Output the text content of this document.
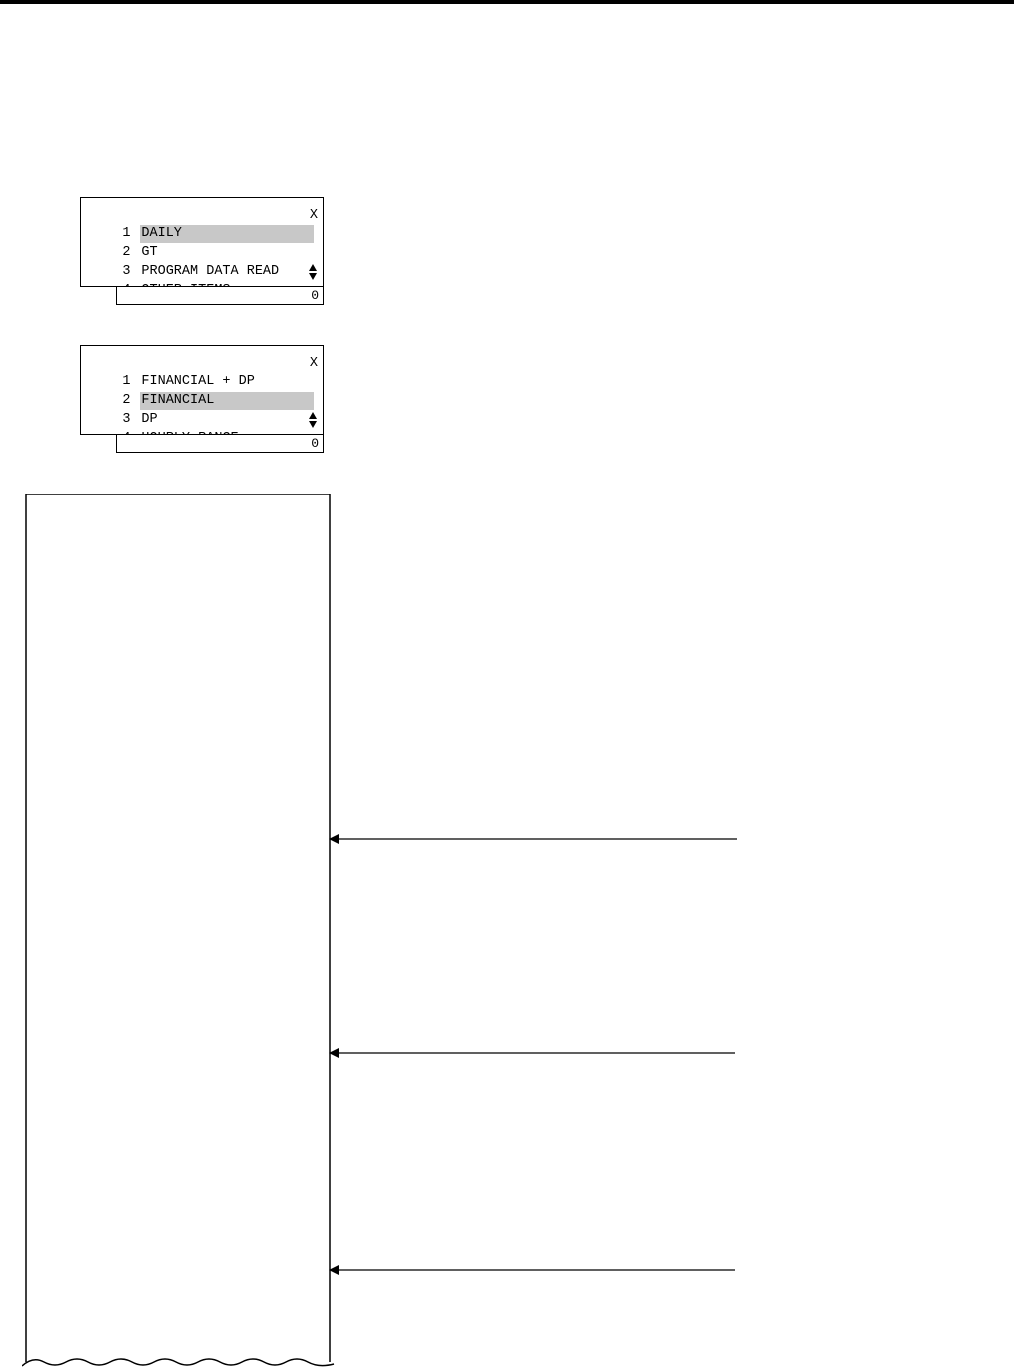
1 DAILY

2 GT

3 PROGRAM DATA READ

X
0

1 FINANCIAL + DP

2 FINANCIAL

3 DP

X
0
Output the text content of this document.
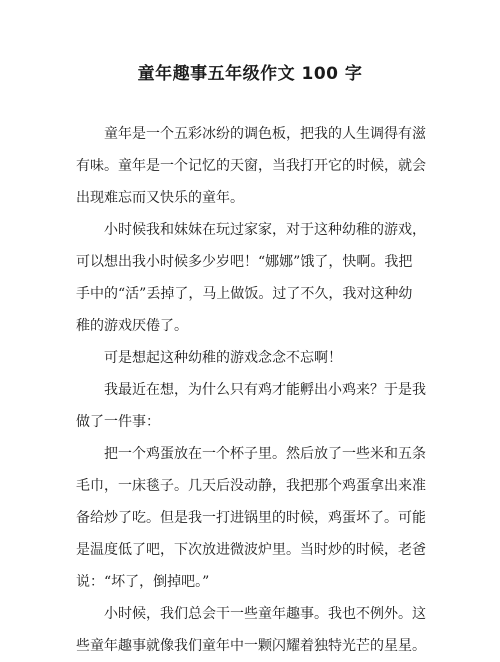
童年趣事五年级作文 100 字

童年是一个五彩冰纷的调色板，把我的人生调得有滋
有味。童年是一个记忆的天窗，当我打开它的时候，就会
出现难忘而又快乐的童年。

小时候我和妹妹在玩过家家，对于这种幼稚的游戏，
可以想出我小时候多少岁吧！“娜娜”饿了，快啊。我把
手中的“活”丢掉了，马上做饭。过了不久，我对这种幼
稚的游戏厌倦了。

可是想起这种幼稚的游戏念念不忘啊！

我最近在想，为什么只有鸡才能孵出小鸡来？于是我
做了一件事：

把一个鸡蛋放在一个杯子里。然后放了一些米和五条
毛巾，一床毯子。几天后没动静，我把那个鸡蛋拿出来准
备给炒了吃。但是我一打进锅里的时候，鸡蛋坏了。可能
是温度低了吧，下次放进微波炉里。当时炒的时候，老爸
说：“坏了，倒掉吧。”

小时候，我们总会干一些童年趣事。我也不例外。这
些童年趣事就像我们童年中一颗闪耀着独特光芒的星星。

DIRECTIONS FOR THIS TASK
Set the pictures aside and transcribe the data above exactly.

SOLUTION FOR THIS EXERCISE
Output the text content of this document.
1 DAILY

2 GT

3 PROGRAM DATA READ

X
0

1 FINANCIAL + DP

2 FINANCIAL

3 DP

X
0
Output the text content of this document.
童年趣事五年级作文 100 字

童年是一个五彩冰纷的调色板，把我的人生调得有滋
有味。童年是一个记忆的天窗，当我打开它的时候，就会
出现难忘而又快乐的童年。

小时候我和妹妹在玩过家家，对于这种幼稚的游戏，
可以想出我小时候多少岁吧！“娜娜”饿了，快啊。我把
手中的“活”丢掉了，马上做饭。过了不久，我对这种幼
稚的游戏厌倦了。

可是想起这种幼稚的游戏念念不忘啊！

我最近在想，为什么只有鸡才能孵出小鸡来？于是我
做了一件事：

把一个鸡蛋放在一个杯子里。然后放了一些米和五条
毛巾，一床毯子。几天后没动静，我把那个鸡蛋拿出来准
备给炒了吃。但是我一打进锅里的时候，鸡蛋坏了。可能
是温度低了吧，下次放进微波炉里。当时炒的时候，老爸
说：“坏了，倒掉吧。”

小时候，我们总会干一些童年趣事。我也不例外。这
些童年趣事就像我们童年中一颗闪耀着独特光芒的星星。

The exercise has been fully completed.